Exercise details → Every record must be written out once more, with nothing added or omitted.

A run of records

= = = = =

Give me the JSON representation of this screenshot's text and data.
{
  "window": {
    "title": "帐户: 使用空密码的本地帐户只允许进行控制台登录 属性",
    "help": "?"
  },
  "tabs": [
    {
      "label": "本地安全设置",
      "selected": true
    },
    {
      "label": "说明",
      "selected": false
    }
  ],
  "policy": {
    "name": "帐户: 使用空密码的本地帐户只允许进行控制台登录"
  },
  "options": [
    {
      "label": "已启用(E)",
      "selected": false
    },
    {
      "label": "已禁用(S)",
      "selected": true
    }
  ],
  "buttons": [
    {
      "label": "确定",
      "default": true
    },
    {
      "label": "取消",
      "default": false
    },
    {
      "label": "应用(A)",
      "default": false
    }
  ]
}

= = = = =

Finished exercise →
Give me the JSON representation of this screenshot's text and data.
{
  "window": {
    "title": "帐户: 使用空密码的本地帐户只允许进行控制台登录 属性",
    "help": "?"
  },
  "tabs": [
    {
      "label": "本地安全设置",
      "selected": true
    },
    {
      "label": "说明",
      "selected": false
    }
  ],
  "policy": {
    "name": "帐户: 使用空密码的本地帐户只允许进行控制台登录"
  },
  "options": [
    {
      "label": "已启用(E)",
      "selected": false
    },
    {
      "label": "已禁用(S)",
      "selected": true
    }
  ],
  "buttons": [
    {
      "label": "确定",
      "default": true
    },
    {
      "label": "取消",
      "default": false
    },
    {
      "label": "应用(A)",
      "default": false
    }
  ]
}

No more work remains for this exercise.